## TASK TO COMPLETE
From the entries below, gather each line containing the word "Butter".

## MATERIALS PROVIDED

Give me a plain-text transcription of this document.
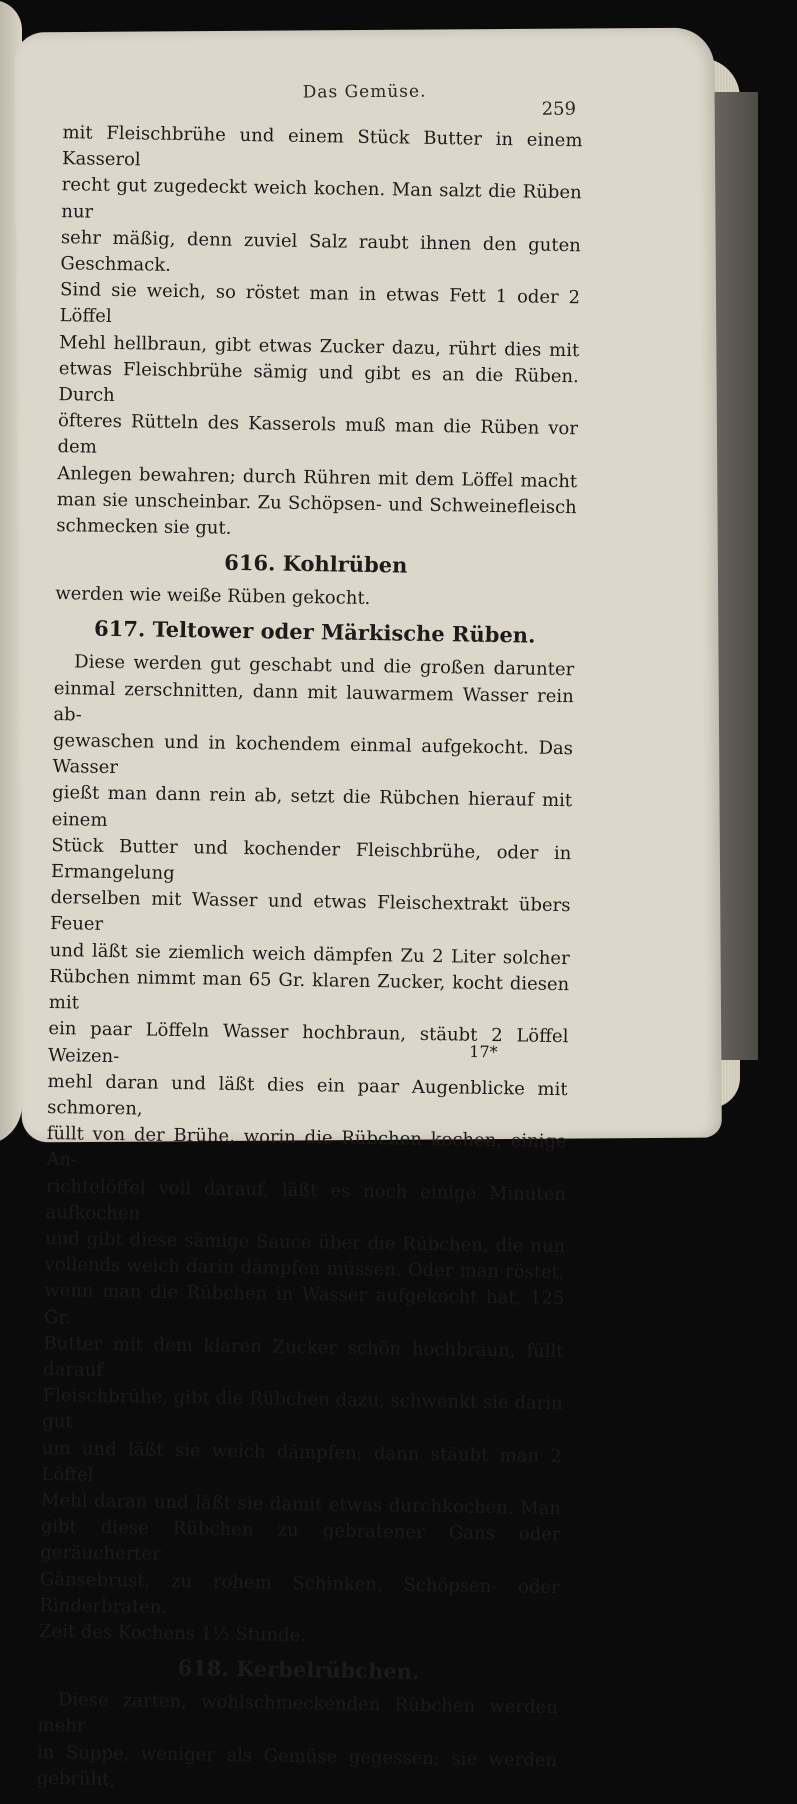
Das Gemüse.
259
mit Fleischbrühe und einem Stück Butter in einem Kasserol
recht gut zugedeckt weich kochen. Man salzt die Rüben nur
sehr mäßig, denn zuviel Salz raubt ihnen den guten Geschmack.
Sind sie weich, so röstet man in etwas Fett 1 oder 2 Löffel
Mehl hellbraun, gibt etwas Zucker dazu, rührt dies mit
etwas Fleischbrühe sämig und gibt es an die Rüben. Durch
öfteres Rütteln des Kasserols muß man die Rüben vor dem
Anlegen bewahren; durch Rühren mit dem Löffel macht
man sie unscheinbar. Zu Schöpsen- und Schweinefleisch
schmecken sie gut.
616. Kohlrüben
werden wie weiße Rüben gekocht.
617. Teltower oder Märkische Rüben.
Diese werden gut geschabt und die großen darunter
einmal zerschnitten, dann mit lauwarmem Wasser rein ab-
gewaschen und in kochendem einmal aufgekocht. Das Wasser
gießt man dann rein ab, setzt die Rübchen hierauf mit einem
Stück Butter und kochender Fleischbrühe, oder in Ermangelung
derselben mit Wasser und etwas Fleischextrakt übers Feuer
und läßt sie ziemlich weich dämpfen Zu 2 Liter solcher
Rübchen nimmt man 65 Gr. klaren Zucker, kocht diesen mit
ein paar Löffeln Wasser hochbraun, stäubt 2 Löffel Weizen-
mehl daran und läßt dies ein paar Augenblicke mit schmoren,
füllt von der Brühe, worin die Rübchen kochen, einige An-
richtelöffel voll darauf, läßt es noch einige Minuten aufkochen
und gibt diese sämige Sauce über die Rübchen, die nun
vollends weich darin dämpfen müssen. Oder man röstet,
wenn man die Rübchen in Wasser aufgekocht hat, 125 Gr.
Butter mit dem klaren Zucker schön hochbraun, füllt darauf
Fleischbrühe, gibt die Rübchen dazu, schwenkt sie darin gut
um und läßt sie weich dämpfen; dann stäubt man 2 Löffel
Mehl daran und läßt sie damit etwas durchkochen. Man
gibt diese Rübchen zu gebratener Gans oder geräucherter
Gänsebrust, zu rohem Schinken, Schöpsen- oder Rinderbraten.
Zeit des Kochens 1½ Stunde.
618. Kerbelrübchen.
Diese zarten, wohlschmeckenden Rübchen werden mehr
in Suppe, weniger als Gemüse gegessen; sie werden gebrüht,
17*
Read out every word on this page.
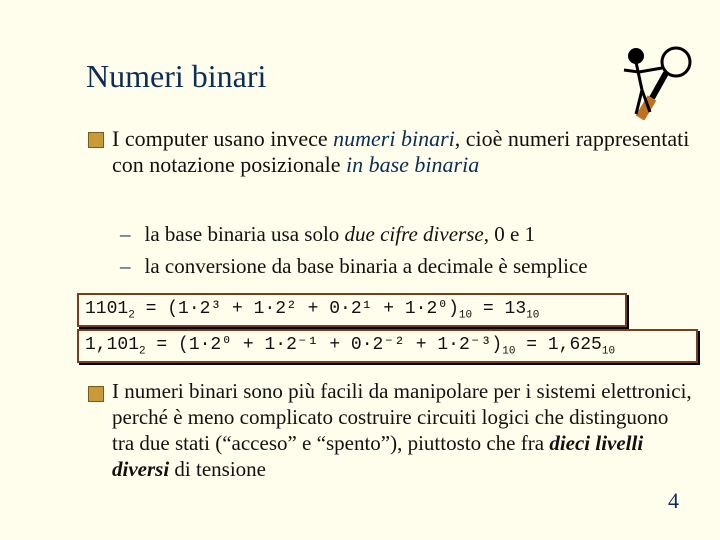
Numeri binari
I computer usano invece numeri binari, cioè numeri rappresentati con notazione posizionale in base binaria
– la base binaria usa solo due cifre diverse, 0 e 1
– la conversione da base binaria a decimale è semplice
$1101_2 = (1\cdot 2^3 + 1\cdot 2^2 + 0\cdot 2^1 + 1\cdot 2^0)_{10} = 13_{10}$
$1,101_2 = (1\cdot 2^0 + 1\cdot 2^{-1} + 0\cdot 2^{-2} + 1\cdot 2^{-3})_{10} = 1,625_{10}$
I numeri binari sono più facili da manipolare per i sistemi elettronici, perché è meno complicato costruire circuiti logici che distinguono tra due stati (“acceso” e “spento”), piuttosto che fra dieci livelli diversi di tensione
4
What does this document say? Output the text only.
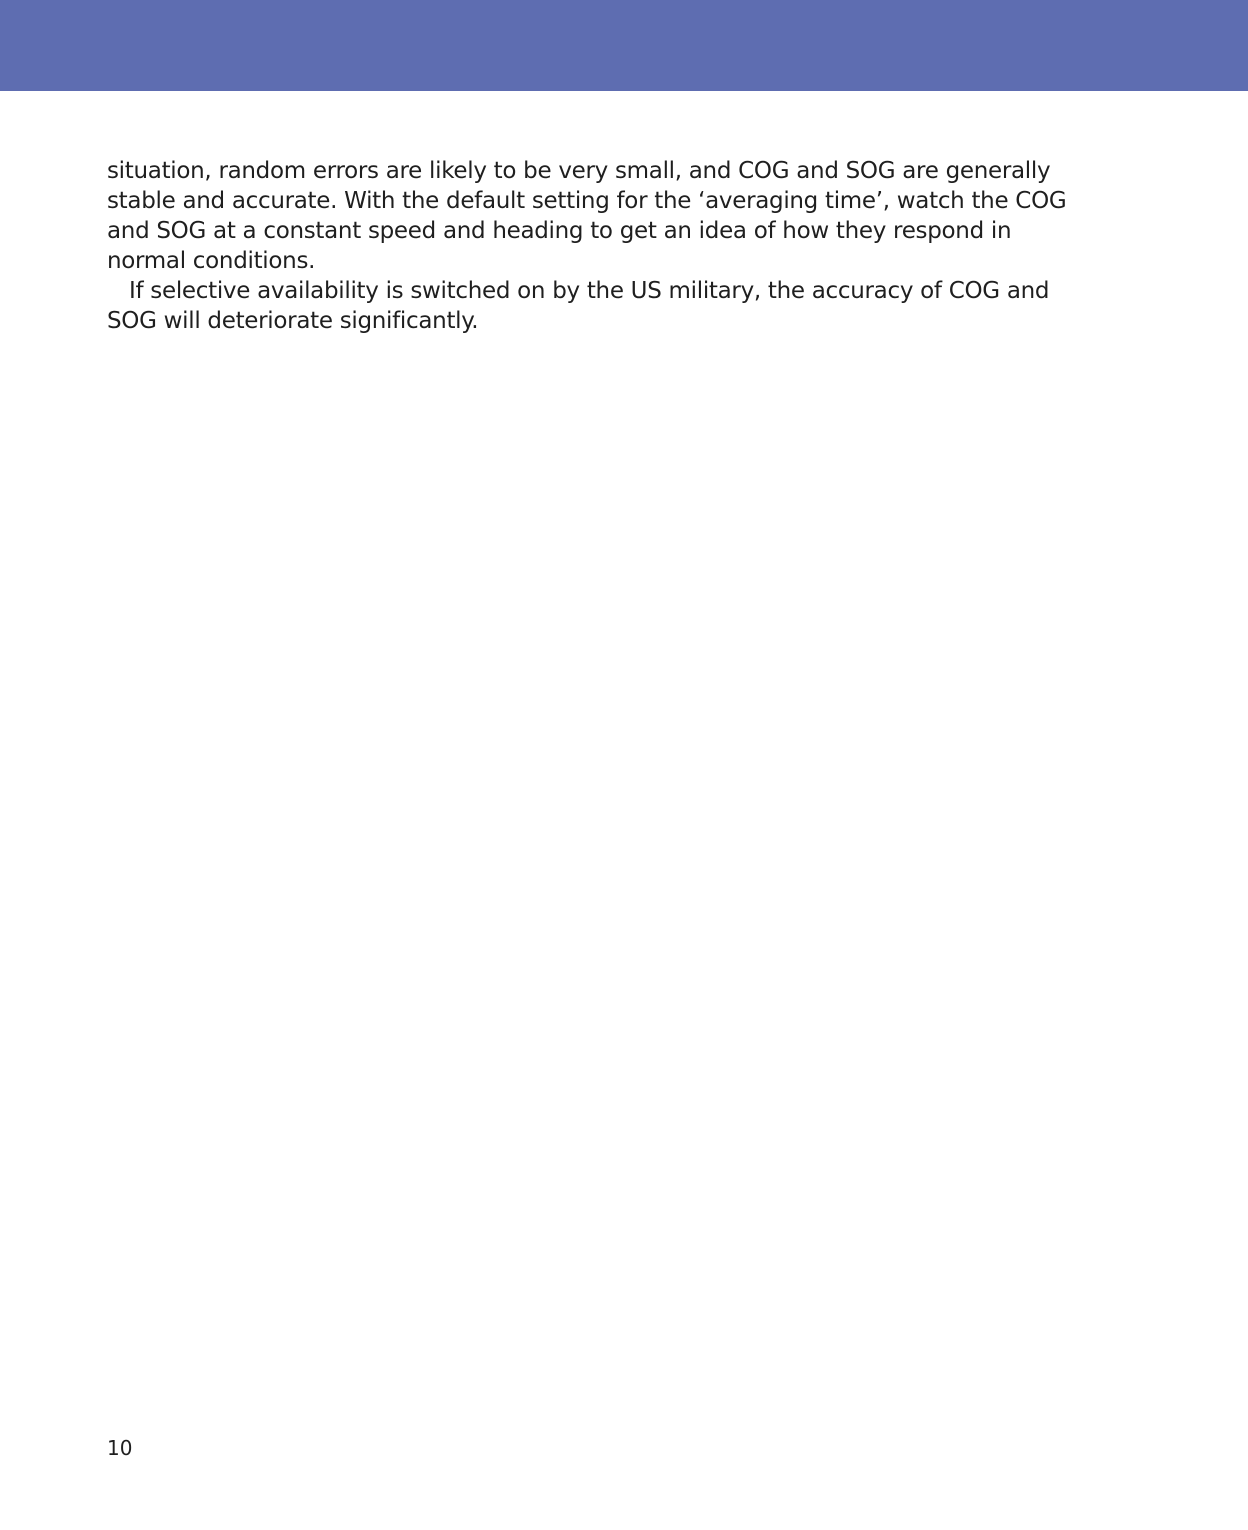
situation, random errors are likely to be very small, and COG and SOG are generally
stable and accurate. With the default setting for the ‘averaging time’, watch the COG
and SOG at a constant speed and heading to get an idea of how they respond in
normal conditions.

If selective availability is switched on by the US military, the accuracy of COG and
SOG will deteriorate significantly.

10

## THE OUTPUT
mit Fleischbrühe und einem Stück Butter in einem Kasserol
Stück Butter und kochender Fleischbrühe, oder in Ermangelung
Butter mit dem klaren Zucker schön hochbraun, füllt darauf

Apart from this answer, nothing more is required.